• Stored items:
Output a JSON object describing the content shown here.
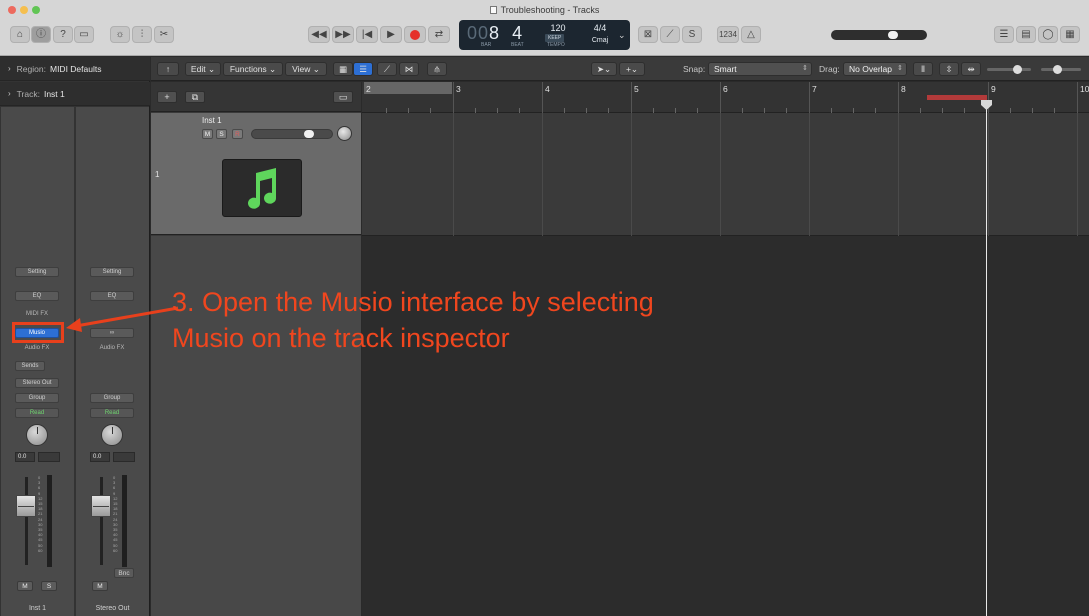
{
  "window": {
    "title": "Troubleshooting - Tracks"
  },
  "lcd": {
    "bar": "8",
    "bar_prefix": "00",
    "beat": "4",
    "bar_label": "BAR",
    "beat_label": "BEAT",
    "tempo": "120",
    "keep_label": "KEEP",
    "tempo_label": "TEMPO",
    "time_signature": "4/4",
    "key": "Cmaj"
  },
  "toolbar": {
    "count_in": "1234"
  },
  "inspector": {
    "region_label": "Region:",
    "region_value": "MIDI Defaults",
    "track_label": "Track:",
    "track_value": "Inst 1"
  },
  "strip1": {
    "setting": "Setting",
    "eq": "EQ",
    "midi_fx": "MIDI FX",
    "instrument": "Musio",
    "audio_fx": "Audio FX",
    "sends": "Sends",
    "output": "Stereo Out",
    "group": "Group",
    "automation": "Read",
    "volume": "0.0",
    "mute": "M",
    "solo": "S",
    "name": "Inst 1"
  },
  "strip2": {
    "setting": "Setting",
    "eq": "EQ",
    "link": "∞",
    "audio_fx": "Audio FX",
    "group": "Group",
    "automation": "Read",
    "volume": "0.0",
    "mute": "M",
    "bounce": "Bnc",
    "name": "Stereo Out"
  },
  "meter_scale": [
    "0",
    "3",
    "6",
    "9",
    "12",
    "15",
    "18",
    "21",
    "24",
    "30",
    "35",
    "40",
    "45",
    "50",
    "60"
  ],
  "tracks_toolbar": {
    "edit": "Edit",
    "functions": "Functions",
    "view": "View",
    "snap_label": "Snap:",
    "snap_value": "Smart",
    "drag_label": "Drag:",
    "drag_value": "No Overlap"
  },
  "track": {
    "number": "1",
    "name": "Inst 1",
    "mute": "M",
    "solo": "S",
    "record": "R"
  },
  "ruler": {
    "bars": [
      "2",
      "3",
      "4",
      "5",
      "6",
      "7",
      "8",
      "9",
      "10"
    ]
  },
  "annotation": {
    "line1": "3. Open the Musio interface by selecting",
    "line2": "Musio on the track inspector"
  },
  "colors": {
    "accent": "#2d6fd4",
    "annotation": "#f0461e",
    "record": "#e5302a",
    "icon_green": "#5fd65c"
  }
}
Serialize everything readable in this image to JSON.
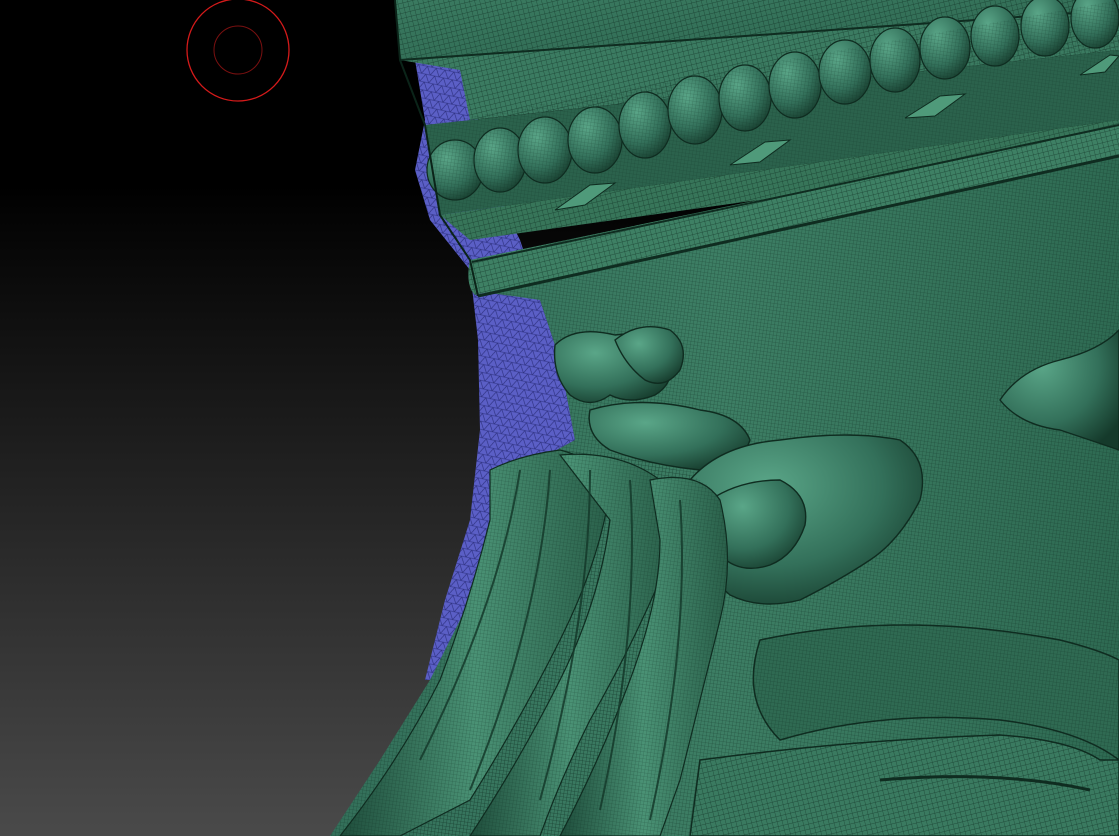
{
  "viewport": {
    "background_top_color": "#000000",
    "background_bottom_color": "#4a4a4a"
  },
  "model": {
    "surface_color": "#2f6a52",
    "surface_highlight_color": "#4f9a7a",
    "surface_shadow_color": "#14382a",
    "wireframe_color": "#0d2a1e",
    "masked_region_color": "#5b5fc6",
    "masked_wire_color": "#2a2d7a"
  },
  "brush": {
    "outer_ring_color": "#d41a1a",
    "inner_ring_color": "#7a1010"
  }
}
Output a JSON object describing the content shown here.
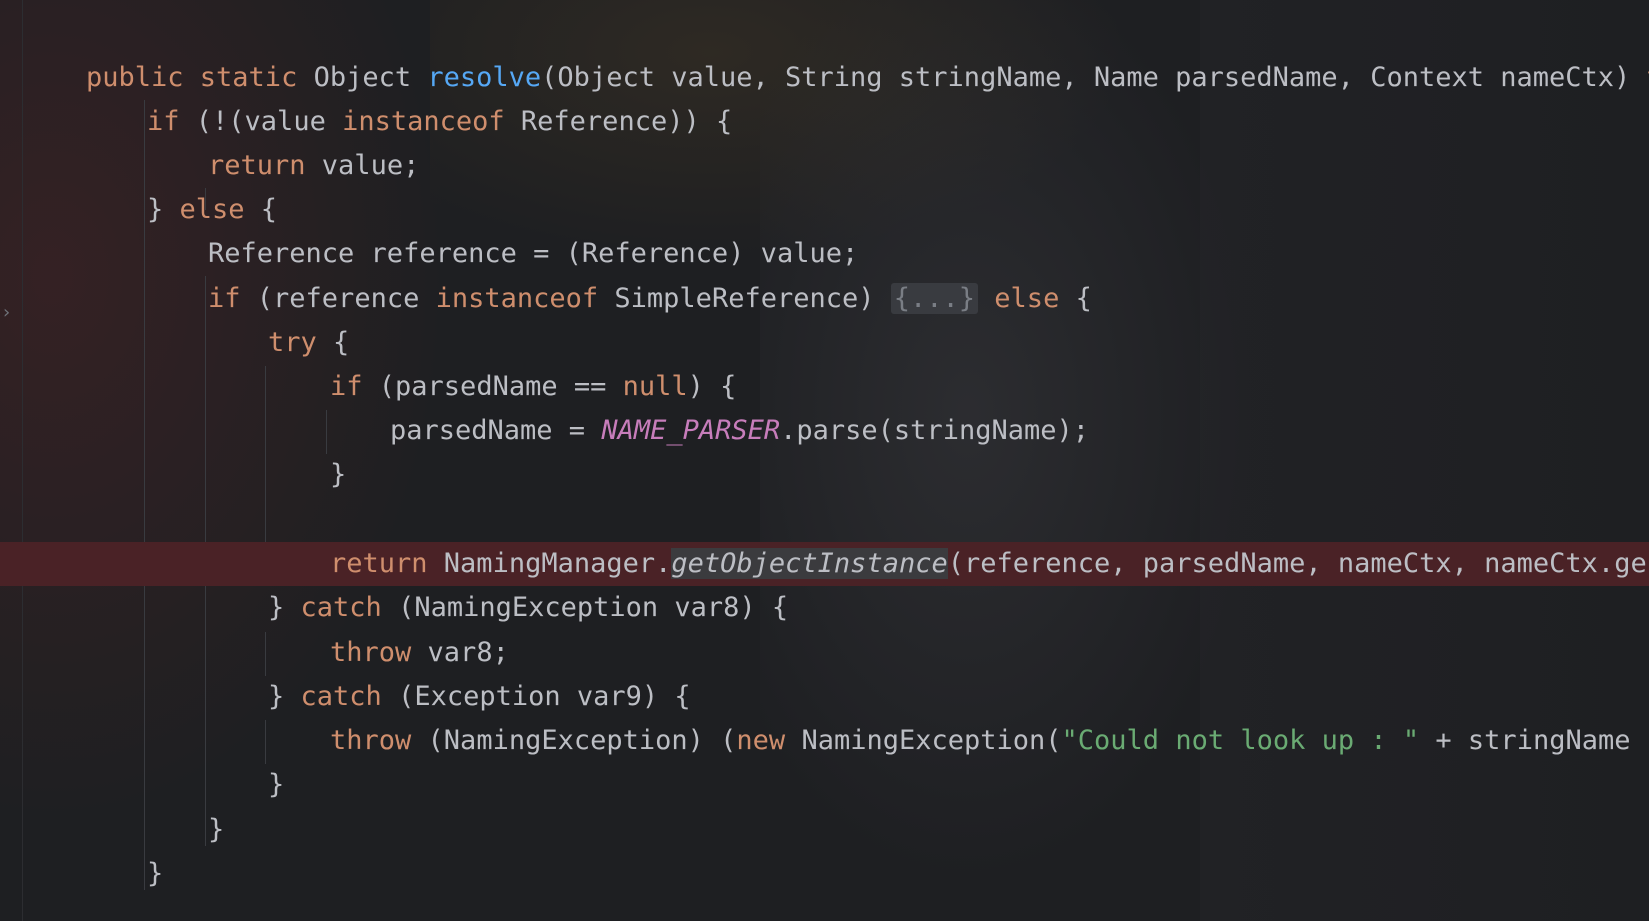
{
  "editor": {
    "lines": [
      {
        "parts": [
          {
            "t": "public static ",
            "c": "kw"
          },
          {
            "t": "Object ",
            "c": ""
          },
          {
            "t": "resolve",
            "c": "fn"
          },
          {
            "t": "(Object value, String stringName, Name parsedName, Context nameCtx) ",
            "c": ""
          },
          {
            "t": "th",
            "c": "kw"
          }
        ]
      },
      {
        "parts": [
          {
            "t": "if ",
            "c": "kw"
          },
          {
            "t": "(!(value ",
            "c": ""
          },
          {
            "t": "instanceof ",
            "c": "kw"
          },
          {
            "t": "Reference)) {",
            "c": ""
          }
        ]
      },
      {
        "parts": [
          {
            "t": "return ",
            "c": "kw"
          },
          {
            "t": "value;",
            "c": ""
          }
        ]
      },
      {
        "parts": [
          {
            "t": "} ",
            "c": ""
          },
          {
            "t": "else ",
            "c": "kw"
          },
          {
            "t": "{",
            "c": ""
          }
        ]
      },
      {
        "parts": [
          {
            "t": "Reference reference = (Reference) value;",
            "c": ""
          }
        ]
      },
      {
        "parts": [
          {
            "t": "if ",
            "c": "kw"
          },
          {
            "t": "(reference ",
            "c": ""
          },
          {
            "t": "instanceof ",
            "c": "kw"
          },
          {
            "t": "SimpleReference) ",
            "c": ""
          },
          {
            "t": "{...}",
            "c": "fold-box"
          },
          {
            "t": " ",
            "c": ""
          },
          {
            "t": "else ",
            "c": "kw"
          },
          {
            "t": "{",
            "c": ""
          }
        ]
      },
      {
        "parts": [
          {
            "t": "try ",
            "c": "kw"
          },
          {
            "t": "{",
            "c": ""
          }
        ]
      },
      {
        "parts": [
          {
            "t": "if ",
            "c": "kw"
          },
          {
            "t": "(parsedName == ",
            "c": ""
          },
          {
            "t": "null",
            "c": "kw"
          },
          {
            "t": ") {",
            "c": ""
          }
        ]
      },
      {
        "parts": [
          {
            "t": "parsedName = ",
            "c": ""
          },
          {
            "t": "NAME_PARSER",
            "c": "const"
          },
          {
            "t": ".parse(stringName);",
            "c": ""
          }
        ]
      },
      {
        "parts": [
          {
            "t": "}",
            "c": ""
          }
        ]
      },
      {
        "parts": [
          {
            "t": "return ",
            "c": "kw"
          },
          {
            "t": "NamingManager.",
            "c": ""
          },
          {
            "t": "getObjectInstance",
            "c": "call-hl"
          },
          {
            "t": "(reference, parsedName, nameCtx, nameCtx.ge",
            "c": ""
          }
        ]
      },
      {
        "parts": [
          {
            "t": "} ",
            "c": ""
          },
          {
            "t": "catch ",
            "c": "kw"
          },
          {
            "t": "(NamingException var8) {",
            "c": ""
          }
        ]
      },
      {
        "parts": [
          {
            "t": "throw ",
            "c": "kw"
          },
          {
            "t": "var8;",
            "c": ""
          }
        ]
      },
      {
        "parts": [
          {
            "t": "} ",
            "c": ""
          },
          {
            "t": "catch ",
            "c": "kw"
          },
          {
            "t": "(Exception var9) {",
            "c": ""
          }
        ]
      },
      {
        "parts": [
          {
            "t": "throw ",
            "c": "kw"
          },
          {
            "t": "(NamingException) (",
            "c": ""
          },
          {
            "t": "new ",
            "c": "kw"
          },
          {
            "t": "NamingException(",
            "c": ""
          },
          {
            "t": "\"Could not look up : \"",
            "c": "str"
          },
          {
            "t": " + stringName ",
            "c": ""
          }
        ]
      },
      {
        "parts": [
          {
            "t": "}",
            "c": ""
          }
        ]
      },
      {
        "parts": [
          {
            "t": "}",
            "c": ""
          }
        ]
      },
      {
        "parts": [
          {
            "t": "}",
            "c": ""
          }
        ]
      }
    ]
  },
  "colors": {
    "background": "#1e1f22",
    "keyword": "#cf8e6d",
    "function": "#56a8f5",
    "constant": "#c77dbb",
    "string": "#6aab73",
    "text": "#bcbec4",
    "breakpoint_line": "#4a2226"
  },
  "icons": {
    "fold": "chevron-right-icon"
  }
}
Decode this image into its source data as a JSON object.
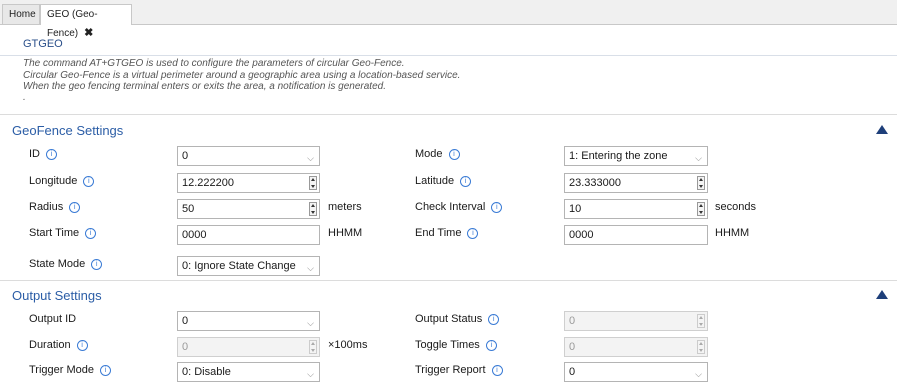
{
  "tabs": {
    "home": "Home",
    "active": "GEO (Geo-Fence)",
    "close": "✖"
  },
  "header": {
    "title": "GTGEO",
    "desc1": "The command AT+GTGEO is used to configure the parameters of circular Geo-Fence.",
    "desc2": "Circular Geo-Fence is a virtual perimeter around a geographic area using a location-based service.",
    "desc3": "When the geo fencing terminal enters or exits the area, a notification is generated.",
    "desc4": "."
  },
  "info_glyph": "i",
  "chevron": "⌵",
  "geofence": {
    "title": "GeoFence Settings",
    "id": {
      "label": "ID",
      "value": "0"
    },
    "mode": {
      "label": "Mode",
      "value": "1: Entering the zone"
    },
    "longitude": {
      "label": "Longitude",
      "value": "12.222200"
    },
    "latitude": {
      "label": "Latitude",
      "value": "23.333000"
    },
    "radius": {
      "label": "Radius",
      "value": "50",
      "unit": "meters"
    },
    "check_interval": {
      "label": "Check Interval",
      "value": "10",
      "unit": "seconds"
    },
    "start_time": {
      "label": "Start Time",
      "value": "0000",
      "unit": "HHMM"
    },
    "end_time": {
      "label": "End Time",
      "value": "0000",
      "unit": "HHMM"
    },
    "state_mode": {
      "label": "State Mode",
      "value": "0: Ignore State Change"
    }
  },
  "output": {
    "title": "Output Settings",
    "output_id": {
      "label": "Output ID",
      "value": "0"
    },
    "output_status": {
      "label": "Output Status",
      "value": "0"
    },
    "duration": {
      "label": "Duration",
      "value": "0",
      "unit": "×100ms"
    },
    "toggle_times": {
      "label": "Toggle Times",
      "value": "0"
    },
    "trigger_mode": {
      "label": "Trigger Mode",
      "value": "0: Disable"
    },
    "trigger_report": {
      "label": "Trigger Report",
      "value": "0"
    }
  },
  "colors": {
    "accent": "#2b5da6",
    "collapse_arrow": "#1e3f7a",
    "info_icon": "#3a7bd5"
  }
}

• What you have to do: Locate and copy each line in the data above that includes the word "JSON".

• Final result:
Output a JSON object describing the content shown here.
Serialize everything readable in this image to JSON.
Output a JSON object describing the content shown here.
Decode this image into its source data as a JSON object.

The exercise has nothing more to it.